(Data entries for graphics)
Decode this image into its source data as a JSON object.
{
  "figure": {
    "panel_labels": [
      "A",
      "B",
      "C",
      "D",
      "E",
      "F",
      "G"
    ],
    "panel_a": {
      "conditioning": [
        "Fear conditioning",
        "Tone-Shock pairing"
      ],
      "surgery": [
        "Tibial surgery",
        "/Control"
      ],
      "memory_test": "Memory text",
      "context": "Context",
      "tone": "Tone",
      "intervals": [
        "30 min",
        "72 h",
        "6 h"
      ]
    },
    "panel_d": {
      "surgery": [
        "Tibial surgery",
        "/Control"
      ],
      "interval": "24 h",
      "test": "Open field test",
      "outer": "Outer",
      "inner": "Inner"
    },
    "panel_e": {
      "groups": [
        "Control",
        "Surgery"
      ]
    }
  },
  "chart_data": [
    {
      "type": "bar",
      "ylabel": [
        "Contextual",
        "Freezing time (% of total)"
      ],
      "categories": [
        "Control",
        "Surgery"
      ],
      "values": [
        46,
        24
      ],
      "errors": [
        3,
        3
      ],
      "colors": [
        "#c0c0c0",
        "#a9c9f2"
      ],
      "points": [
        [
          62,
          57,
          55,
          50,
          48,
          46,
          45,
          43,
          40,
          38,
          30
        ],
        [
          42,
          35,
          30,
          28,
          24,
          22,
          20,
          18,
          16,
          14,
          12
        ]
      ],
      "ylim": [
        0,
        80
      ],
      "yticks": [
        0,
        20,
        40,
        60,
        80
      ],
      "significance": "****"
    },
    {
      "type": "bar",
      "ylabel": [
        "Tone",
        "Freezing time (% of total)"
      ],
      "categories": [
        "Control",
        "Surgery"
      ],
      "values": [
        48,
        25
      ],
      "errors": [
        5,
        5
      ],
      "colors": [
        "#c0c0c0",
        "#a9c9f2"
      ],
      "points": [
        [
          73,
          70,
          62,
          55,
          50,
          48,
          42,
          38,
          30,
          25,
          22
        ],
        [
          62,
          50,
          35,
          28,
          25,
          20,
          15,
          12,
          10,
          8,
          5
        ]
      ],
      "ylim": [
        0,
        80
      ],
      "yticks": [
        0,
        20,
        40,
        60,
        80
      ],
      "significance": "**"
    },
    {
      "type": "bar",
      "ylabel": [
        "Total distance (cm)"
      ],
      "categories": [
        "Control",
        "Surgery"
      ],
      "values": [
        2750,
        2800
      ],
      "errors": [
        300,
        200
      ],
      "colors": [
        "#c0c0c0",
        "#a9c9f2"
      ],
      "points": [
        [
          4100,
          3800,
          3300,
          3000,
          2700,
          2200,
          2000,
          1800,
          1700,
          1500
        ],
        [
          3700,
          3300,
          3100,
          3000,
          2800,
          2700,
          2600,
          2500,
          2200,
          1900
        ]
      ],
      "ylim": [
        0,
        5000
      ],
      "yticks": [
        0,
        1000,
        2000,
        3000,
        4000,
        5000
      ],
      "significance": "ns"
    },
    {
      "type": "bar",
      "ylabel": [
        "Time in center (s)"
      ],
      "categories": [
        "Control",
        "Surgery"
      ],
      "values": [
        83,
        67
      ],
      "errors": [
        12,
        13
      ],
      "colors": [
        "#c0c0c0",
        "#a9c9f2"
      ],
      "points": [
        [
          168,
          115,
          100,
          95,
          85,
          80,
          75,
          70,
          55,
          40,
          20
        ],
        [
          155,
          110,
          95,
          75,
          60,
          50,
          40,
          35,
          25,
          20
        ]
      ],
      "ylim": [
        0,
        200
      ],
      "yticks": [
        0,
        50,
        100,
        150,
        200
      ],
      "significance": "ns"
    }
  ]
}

• WRITTEN TASK:
Repeat the data above, word for word.

• ANSWER:
Decode this image into its source data as a JSON object.
{
  "figure": {
    "panel_labels": [
      "A",
      "B",
      "C",
      "D",
      "E",
      "F",
      "G"
    ],
    "panel_a": {
      "conditioning": [
        "Fear conditioning",
        "Tone-Shock pairing"
      ],
      "surgery": [
        "Tibial surgery",
        "/Control"
      ],
      "memory_test": "Memory text",
      "context": "Context",
      "tone": "Tone",
      "intervals": [
        "30 min",
        "72 h",
        "6 h"
      ]
    },
    "panel_d": {
      "surgery": [
        "Tibial surgery",
        "/Control"
      ],
      "interval": "24 h",
      "test": "Open field test",
      "outer": "Outer",
      "inner": "Inner"
    },
    "panel_e": {
      "groups": [
        "Control",
        "Surgery"
      ]
    }
  },
  "chart_data": [
    {
      "type": "bar",
      "ylabel": [
        "Contextual",
        "Freezing time (% of total)"
      ],
      "categories": [
        "Control",
        "Surgery"
      ],
      "values": [
        46,
        24
      ],
      "errors": [
        3,
        3
      ],
      "colors": [
        "#c0c0c0",
        "#a9c9f2"
      ],
      "points": [
        [
          62,
          57,
          55,
          50,
          48,
          46,
          45,
          43,
          40,
          38,
          30
        ],
        [
          42,
          35,
          30,
          28,
          24,
          22,
          20,
          18,
          16,
          14,
          12
        ]
      ],
      "ylim": [
        0,
        80
      ],
      "yticks": [
        0,
        20,
        40,
        60,
        80
      ],
      "significance": "****"
    },
    {
      "type": "bar",
      "ylabel": [
        "Tone",
        "Freezing time (% of total)"
      ],
      "categories": [
        "Control",
        "Surgery"
      ],
      "values": [
        48,
        25
      ],
      "errors": [
        5,
        5
      ],
      "colors": [
        "#c0c0c0",
        "#a9c9f2"
      ],
      "points": [
        [
          73,
          70,
          62,
          55,
          50,
          48,
          42,
          38,
          30,
          25,
          22
        ],
        [
          62,
          50,
          35,
          28,
          25,
          20,
          15,
          12,
          10,
          8,
          5
        ]
      ],
      "ylim": [
        0,
        80
      ],
      "yticks": [
        0,
        20,
        40,
        60,
        80
      ],
      "significance": "**"
    },
    {
      "type": "bar",
      "ylabel": [
        "Total distance (cm)"
      ],
      "categories": [
        "Control",
        "Surgery"
      ],
      "values": [
        2750,
        2800
      ],
      "errors": [
        300,
        200
      ],
      "colors": [
        "#c0c0c0",
        "#a9c9f2"
      ],
      "points": [
        [
          4100,
          3800,
          3300,
          3000,
          2700,
          2200,
          2000,
          1800,
          1700,
          1500
        ],
        [
          3700,
          3300,
          3100,
          3000,
          2800,
          2700,
          2600,
          2500,
          2200,
          1900
        ]
      ],
      "ylim": [
        0,
        5000
      ],
      "yticks": [
        0,
        1000,
        2000,
        3000,
        4000,
        5000
      ],
      "significance": "ns"
    },
    {
      "type": "bar",
      "ylabel": [
        "Time in center (s)"
      ],
      "categories": [
        "Control",
        "Surgery"
      ],
      "values": [
        83,
        67
      ],
      "errors": [
        12,
        13
      ],
      "colors": [
        "#c0c0c0",
        "#a9c9f2"
      ],
      "points": [
        [
          168,
          115,
          100,
          95,
          85,
          80,
          75,
          70,
          55,
          40,
          20
        ],
        [
          155,
          110,
          95,
          75,
          60,
          50,
          40,
          35,
          25,
          20
        ]
      ],
      "ylim": [
        0,
        200
      ],
      "yticks": [
        0,
        50,
        100,
        150,
        200
      ],
      "significance": "ns"
    }
  ]
}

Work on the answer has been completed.